> [SUPPLIED TEXT]
□ □ □ □ □ □ □
The state of intentionally remaining anonymous and keeping a cool head is a representation of the required inner spirit and strength to prioritise actual action as opposed to empty words to mislead the people in this greedy and egotistical quest for the now over-subscribed political positions. The rumpus and fracas over political positions points to unholy lateral linkages of self-obsessed fixation with politics of profession as opposed to that public duty and enduring commitment to carry forward the hopes and expectations of those who entrusted the politicians with their vote.Advertisement

The country is currently facing what seems like an insurmountable mountain of economic obstacles and now is the time to drop that self-serving attitude and to embrace the totally altruistic determination to serve the perennially short-changed citizens. It is this individual inward-looking and self-absorbed outlook which prioritises the narcissistic wants of the few over the genuine and basic needs of the economically-challenged majority.
This needs to be emphasised over and over again that politics is not a vocation but a public duty and with this duty comes responsibilities, accountability and that caretaker opportunity to serve those who voted the politicians into power. People look up to politicians who prioritise persistency, consistency and transparency. The political position is a mark of respect from the electorate and the respect is earned not asked for or demanded through this covetous quest for that elevation. The electorate want the simplest of things, the basics and practical approaches to the country’s debilitating economic challenges. No sane person cast their vote for squabbling and unconcerned aspirants.
All aspiring public officials must give weight to a renewed commitment to politics geared towards serving the country’s long suffering citizens and shy away from this extortionate pursuit of positions. There must be a political commitment and a genuine willingness to serve the people. Politics is not just a gateway to affluence and bounty but requires those who enter into this service for the people to have both reflective and affective emotional intelligence. That simple respectful and genuine acknowledgement to serve is a sure way to endear aspiring officials with the grassroots.
□ □ □ □ □ □ □
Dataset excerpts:
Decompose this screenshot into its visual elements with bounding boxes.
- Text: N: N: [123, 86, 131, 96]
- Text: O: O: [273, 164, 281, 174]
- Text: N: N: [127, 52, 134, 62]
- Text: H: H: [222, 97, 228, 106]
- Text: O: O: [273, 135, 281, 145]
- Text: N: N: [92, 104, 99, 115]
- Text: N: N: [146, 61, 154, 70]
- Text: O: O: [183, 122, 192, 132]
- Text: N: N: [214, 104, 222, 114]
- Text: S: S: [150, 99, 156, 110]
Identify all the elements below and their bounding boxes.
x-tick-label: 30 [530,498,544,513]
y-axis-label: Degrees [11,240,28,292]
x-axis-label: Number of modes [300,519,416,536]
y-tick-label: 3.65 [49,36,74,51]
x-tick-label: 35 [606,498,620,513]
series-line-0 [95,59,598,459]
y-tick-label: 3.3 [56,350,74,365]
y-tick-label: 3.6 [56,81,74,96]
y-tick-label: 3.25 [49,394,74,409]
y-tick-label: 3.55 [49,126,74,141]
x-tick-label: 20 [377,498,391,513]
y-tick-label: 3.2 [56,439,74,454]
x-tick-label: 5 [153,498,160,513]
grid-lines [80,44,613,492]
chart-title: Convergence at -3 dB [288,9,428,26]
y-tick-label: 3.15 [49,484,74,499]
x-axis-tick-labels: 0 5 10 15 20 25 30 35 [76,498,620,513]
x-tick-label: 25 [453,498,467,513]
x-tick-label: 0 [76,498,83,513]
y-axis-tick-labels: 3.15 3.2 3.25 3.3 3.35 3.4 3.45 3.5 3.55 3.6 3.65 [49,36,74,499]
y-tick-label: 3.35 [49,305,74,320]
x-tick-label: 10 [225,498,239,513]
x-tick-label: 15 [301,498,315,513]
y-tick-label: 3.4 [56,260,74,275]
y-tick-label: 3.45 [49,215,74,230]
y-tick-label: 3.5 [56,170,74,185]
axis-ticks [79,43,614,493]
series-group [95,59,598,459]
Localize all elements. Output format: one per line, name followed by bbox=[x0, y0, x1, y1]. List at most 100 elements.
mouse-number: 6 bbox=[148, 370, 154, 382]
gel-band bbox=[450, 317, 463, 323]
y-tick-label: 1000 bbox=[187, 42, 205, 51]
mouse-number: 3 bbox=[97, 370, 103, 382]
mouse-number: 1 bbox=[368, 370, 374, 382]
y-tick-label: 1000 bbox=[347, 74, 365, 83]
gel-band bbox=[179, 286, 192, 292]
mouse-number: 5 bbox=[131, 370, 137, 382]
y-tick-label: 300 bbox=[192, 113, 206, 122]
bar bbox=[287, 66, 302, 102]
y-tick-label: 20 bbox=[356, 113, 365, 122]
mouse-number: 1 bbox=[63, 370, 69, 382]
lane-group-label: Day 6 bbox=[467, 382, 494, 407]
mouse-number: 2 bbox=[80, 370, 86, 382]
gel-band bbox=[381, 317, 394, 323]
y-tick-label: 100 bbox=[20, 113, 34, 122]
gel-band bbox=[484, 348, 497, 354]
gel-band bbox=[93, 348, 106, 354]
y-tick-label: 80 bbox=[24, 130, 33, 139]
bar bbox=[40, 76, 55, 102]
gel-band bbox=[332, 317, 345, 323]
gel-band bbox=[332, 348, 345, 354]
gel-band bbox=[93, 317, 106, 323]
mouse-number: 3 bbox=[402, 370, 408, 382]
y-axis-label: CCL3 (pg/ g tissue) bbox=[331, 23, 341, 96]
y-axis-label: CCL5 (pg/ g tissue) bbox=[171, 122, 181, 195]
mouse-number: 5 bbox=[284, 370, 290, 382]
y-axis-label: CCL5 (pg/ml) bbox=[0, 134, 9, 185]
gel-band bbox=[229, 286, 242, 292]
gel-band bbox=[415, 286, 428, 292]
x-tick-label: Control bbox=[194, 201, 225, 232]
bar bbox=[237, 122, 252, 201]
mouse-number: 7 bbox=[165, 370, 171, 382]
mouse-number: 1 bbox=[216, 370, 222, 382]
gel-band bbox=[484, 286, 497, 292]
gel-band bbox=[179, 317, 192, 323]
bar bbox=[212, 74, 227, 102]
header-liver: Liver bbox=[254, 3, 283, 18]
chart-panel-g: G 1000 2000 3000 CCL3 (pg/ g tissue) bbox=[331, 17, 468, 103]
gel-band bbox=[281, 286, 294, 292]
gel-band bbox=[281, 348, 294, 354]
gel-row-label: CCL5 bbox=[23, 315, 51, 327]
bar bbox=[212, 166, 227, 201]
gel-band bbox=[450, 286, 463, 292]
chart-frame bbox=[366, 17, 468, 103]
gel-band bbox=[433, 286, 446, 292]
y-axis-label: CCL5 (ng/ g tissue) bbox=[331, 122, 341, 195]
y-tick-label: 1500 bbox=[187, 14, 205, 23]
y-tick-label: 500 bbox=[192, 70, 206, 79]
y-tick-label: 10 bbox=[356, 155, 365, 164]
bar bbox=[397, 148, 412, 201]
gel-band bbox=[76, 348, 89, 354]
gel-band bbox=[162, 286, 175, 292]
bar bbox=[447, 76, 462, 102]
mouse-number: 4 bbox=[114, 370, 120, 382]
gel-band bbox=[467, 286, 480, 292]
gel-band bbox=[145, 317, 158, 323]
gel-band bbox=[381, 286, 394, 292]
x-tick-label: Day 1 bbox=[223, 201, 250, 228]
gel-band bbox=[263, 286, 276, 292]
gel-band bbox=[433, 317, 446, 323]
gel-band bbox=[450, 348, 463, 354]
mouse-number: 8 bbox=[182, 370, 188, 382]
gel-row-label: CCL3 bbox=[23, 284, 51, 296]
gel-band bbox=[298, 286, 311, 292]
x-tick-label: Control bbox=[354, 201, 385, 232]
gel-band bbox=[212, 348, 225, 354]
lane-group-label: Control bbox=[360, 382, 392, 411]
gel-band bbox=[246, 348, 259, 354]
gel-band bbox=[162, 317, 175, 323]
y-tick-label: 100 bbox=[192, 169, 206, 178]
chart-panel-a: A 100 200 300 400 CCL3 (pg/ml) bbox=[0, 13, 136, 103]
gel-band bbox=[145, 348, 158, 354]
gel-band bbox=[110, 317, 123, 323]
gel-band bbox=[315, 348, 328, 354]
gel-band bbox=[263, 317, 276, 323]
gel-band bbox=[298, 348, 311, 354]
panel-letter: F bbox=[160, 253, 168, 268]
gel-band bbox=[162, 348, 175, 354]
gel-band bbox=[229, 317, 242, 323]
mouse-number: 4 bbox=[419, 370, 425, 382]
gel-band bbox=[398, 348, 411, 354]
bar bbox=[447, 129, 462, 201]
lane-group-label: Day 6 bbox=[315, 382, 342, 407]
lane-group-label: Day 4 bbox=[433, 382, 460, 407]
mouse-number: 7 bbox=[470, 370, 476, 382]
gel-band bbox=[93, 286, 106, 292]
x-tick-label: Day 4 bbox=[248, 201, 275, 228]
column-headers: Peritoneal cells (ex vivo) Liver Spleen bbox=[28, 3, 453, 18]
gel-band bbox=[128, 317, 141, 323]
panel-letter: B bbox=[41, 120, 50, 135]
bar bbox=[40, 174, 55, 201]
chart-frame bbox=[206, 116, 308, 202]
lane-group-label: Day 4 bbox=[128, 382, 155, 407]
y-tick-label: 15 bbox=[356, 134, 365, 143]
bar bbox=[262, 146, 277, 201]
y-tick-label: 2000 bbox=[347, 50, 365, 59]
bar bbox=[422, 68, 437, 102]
□ □ □ □ □ □ □
> [TASK ITEM A] According to the commentary on political ambition, what do the electorate want?
> [TASK ITEM B] Extend the commentary on politics as a public duty, beginning right after its last sentence.

> [EXERCISE OUTPUT A] The simplest of things: the basics and practical approaches to the country's debilitating economic challenges.

> [EXERCISE OUTPUT B]
Those who are clamouring for political positions have a duty and responsibility to the citizens of this country and they must address those pressing issues which have incapacitated many in Zimbabwe. It is that simple and that is why people vote. President Mugabe has led by example, our heroes led by example and all these new aspirants must learn from the pioneers. Those hustling and tumbling for political positions will not endear themselves to the electorate. Political harlotry is ‘rubbish’ to say the least and political refuse belongs nowhere else other than the political dustbin of history.
Now is not the time to scrummage for political positions but the time to hit the ground running and tackle the basics that drive up the nation. There is an urgent need for national dialogue on practical and sustainable ways of cutting the disproportionate government spending, ways of reviving the country’s industrial base, ways of retooling the country’s in-need-of-repair infrastructure and how to make life better for all the citizens of this country.
The scurry for political positions is not in any way associated with that sensitivity to the plight of the downtrodden citizens of this country and those who are rushing for the positions have deliberately put misery-repellent plugs to the suffering of the people of Zimbabwe. As President Mugabe rightly put it”You are as, more also, just rubbish as the person who has given you the money; both of you, the giver and the given are alike.”